(DOCUMENT EXTRACT Opens)
Locating memberOf Groups How To Guide

From Swivel Knowledgebase
Revision as of 12:52, 11 May 2017 by Admin (talk | contribs) (1 revision imported)
(diff) ← Older revision | Latest revision (diff) | Newer revision → (diff)
Jump to: navigation, search


Overview

On large installations where other teams take care of directory management, it is often the case that other user groups are added to PINsafe groups which are used by PINsafe.

Despite removing a user from a Repository Group defined within PINsafe, the user still remains within PINsafe after a user sync. This is due to being referenced by a group which is a member of the defined group.

So whilst a user is no longer directly a member of the group defined for use by PINsafe, the user is still synced in because the user is a member of the group contained within the group referenced by PINsafe.

It can become difficult to quickly tell which of the groups a user is a member of is responsible for the user still being synced into PINsafe.

This article demonstrates an easy way to find which groups are members of the defined PINsafe group, so that you may compare those groups with the groups you know a member still belongs to.
(DOCUMENT EXTRACT Closes)
(GIVEN DATA Opens)
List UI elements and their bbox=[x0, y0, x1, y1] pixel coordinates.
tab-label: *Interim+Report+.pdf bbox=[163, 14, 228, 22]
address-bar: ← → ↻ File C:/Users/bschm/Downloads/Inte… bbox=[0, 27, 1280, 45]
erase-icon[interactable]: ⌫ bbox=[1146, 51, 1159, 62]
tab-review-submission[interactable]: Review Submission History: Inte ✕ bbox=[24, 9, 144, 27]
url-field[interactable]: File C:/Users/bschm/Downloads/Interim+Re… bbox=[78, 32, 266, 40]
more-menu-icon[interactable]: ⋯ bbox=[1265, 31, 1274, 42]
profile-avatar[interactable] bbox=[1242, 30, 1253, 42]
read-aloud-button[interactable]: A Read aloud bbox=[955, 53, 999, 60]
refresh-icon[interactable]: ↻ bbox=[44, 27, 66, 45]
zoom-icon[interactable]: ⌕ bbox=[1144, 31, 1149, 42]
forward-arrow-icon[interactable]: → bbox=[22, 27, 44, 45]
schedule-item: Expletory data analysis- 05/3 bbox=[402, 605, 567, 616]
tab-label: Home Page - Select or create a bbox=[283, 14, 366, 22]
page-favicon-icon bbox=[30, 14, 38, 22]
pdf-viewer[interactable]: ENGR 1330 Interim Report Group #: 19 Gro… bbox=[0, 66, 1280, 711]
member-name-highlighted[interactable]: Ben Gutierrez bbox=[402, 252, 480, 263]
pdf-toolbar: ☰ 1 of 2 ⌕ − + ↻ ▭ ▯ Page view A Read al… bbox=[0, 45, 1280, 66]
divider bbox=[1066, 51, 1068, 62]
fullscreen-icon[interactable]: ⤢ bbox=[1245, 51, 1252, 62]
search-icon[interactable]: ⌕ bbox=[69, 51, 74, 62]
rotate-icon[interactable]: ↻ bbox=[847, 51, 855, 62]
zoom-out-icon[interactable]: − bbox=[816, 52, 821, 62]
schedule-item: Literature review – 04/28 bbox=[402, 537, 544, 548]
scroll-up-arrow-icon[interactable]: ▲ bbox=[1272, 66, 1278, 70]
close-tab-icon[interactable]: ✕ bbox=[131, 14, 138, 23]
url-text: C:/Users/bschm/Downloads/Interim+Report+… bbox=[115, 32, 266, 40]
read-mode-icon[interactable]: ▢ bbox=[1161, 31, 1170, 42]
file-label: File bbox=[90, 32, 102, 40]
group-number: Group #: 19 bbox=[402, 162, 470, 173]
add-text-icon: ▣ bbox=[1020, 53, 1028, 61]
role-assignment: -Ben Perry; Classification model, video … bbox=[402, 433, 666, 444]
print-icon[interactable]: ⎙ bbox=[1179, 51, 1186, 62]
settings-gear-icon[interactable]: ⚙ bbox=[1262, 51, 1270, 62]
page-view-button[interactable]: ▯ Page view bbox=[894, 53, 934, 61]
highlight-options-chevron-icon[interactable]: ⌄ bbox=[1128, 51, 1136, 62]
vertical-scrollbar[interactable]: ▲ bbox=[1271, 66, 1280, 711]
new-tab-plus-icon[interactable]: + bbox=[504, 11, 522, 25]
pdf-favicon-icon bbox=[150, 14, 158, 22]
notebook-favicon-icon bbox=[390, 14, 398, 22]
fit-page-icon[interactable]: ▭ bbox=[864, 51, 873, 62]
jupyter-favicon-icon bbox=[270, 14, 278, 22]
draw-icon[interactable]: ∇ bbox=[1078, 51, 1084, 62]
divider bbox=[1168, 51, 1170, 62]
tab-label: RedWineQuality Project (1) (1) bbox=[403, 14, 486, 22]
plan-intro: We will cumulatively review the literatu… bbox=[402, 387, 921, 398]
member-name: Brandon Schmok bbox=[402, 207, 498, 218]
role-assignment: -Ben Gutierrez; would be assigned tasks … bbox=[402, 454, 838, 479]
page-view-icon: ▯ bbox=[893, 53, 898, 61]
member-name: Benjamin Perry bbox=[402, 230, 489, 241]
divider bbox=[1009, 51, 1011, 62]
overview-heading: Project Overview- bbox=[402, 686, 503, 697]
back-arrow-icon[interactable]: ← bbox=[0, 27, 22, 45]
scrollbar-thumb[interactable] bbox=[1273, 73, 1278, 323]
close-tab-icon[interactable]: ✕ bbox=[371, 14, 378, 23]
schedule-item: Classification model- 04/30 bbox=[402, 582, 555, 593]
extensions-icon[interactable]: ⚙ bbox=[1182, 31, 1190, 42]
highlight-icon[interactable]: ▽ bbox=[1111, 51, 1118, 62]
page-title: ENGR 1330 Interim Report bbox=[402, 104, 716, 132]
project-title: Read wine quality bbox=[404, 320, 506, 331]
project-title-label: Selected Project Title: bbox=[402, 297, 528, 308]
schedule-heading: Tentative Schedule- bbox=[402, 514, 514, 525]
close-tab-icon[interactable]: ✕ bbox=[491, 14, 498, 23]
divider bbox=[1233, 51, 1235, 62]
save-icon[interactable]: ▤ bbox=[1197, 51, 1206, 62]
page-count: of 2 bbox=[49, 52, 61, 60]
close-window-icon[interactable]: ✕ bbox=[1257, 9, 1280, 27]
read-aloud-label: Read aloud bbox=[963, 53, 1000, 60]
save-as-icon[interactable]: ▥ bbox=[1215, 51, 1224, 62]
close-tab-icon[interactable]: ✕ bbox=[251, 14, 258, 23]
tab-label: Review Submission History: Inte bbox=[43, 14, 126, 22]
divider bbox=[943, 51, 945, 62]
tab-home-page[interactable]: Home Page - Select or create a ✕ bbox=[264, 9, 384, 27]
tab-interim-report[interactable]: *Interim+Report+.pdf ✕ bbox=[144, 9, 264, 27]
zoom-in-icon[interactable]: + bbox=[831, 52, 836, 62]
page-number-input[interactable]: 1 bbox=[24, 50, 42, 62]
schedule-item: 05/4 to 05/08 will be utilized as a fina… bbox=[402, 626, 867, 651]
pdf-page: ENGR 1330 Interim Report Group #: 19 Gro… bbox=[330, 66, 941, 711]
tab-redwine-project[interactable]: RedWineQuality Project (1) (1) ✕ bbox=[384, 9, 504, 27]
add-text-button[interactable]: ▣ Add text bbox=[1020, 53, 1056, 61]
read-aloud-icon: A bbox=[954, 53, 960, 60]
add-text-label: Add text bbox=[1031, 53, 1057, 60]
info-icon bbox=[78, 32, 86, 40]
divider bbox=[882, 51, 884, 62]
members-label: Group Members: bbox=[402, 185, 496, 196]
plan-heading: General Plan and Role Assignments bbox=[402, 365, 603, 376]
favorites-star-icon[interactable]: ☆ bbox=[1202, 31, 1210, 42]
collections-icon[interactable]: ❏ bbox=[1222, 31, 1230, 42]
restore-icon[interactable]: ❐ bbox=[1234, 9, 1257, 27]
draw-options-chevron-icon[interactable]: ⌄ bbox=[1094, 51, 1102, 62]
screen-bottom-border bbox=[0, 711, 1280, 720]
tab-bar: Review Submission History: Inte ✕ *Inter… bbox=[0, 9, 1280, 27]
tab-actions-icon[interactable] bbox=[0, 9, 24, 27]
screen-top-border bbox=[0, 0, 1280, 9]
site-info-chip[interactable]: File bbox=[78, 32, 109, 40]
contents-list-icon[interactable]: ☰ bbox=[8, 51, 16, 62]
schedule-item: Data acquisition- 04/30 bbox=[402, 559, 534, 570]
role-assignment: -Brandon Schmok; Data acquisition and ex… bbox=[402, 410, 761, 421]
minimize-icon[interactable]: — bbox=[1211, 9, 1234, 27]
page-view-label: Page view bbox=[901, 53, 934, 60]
(GIVEN DATA Closes)
→ **LIST OF TASKS**:
1: In the memberOf groups guide, rewrite the paragraph beginning "Despite removing a user from a Repository Group" as one shorter sentence that keeps its main facts.
2: According to the memberOf groups guide, what kind of installations commonly have other user groups added to the groups PINsafe uses?
3: Continue the memberOf groups guide from the point where its text stops.

→ **RESPONSES BY TASK**:
1: A user removed from a Repository Group defined within PINsafe can still remain in PINsafe after a user sync, because a group that is a member of the defined group still references that user.

2: Large installations where other teams take care of directory management.

3:
Symptoms

User still appears in PINsafe after a User Sync, despite having been removed from the group defined under Repository -> Groups.


Prerequisites

  • We recommend the use of third-party software from Softerra called LDAP Browser. This is available as freeware and as a commercial paid-for product. Available here: http://www.ldapbrowser.com/
  • You will need the credentials that PINsafe uses to bind to the particular repository that the user belongs to. These are already listed under the Repository definition within PINsafe, but you will need to know the password;
  • You will require network access to the Repository server, e.g. Active Directory or LDAP, using the same network details defined on the Repository configuration screen within PINsafe.


Solution

  • Using Softerra LDAP Browser, define a new profile/connection to the LDAP or Active Directory server;
  • As you expand the directory structure, Softerra will begin to retrieve and cache information about the directory. It may take some time;
  • Click the top-most entry in the directory;
  • Click the Directory Search button (or press Ctrl+F);


ObjectClassGroup.png


  • In the 'Search DN' field enter the base DN, e.g. DC=swivel, DC=local
  • In the 'Filter' field enter this filter, using the PINsafe Group that you know the user was removed from, e.g.

(&(objectClass=group)(memberOf=CN=PINsafeUsers,OU=Example,DC=Swivel,DC=Local))

...where in this example the group the user was removed from is highlighted with a different colour;

  • Click 'Search';
  • The Directory Search may take some time to retrieve the query from the LDAP server, but eventually it should return a list of groups that belong to that PINsafe group.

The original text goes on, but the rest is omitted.